— BEGIN Document —
In any case, now that the ideological imperatives that dominated Shostakovich's world have slackened (at least for the time being); now that composers are judged less according to the historical relevance of the styles they choose than to the ingenuity with which they deploy them, it ought to be a little easier to appraise his output in essentially musical terms.

The only trouble is that the procedures and characteristics that make for his greatest successes tend to be identical with those that account for his failures. One might take the vast span of the Moderato that opens the 10th Symphony as the outstanding example of Shostakovich's ability to sustain an argument in the starkest terms and at the slowest rate of unfolding without loss of tension and continuity. One might take the ensuing Scherzo as among his most astonishing outbursts of nervous energy. The Moderato lasts some 25 minutes, the Scherzo a mere four. Yet together they achieve a perfect formal balance, thanks partly to their violently contrasted textures and time-worlds, partly to the consistency of Shostakovich's thematic thought, obsessed as ever with a few scalic patterns, modal inflections and basic rhythms.

But then the same melodic turns and rhythmic patterns could be held to account for the predictability of, say, the Second Violin Concerto (1967), while comparable thematic repetitions and brute contrasts characterise the largely banal 12th Symphony (1961). So it would seem that complexity of thought and feeling - and hence intimations of those "extra-musical" promptings - cannot be left out of the critical equation.
— END Document —
— BEGIN Data section —
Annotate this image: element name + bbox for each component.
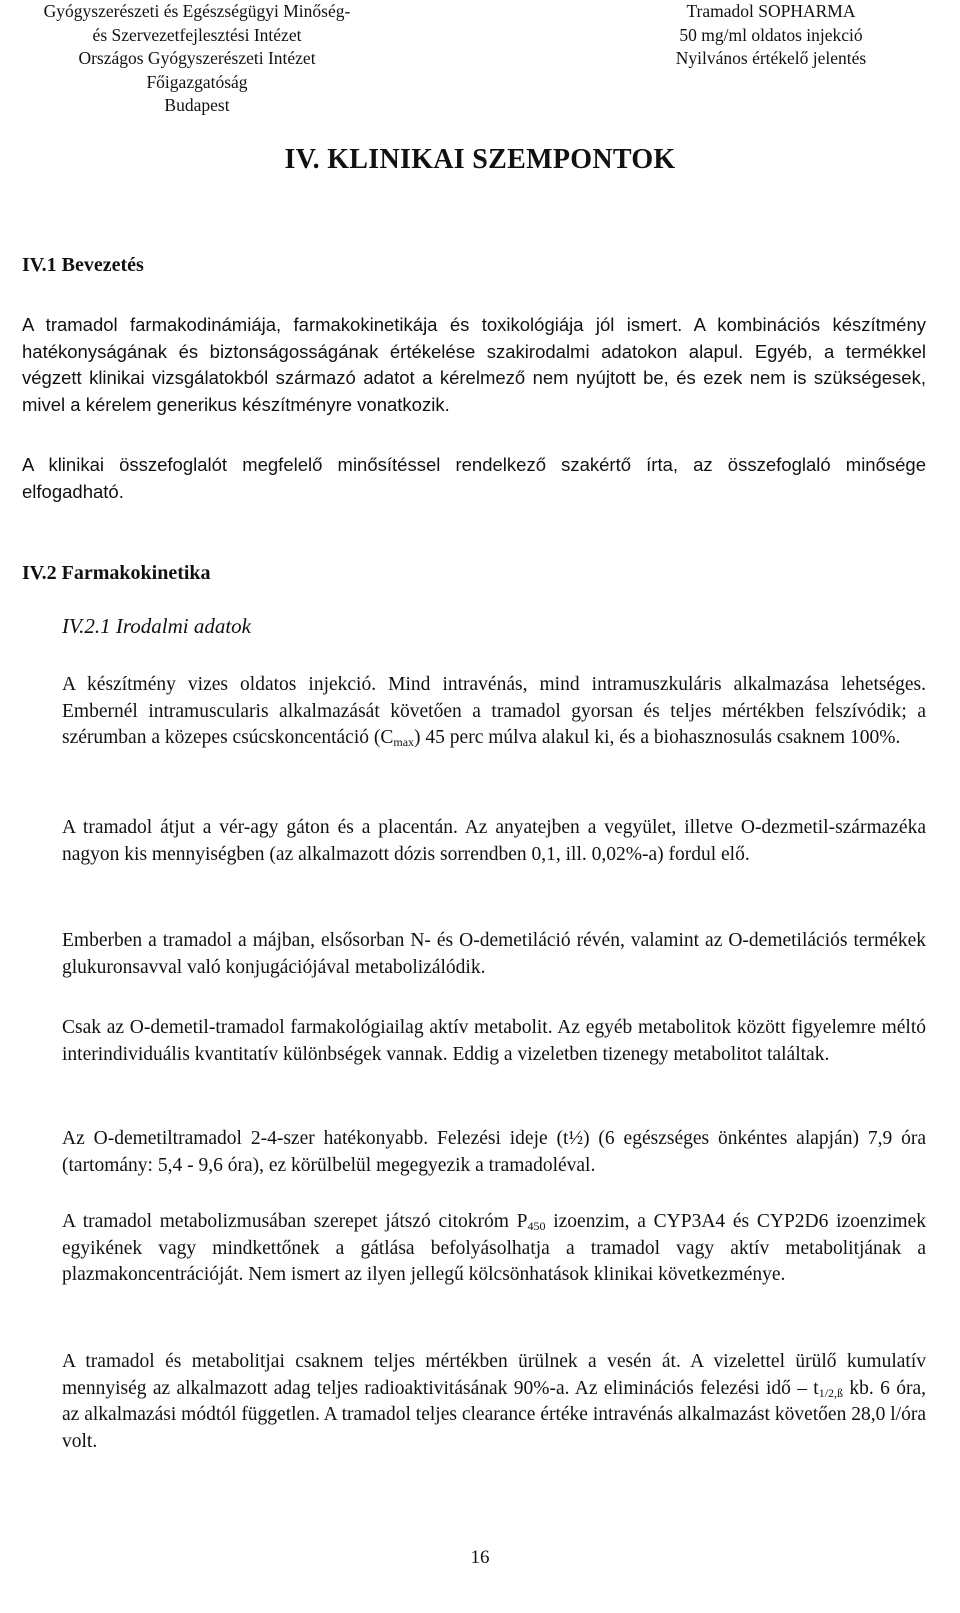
— END Data section —
To be done:
(A) Which works by Shostakovich does the passage on his music name? List each one, with its year where the passage gives one.
(B) Answer these questions from the passage on Shostakovich's music:
(i) What have slackened, at least for the time being?
(ii) About how long does the Moderato that opens the 10th Symphony last?
(iii) In what year was the 12th Symphony written?
(C) Could you carry the passage on Shostakovich's music forward from its final sentence?

Responses for each task:
(A)
- 10th Symphony
- Second Violin Concerto (1967)
- 12th Symphony (1961)

(B)
(i) The ideological imperatives that dominated Shostakovich's world.
(ii) Some 25 minutes.
(iii) 1961.

(C)
Hans Keller, who defended Shostakovich throughout the years when the musical intelligentsia tended to dismiss the symphonies as a bit naff, thought the basic problem was that all too often "Shostakovich mistook his political conscience for his musical conscience. I would go so far as to say," he continued, "that the First Symphony apart, and not forgetting the 10th, nor underrating the powerful 11th, Shostakovich never wrote a good work" - that is, a spotless masterpiece - in his life. For a genius, this was quite a negative achievement. Needless to add, one prefers an inconsistent, uneven or conflict-ridden work of Shostakovitch to the masterpieces of a mere talent, since "Shostakovich said more even when he said it badly, because what he said was newer."

Not that such nice distinctions were ever likely to matter one way or another to that broad public which has always preferred to hear symphonies as all-too-human psychodramas. Once, it was the supposed hysteria and self-pity of Tchaikovsky that best fitted the bill. Since the last war, the existential angst of Mahler has seemed increasingly to take over, relegating the Tchaikovsky symphonies to a respectable niche among the standard classics.

Are we now, in turn, seeing Mahler increasingly replaced by the ideological tortures of Shostakovich? Since at present there seems no obvious candidate to supersede Shostakovich in his turn (unless one rates James MacMillan), this situation could be set to last quite some time.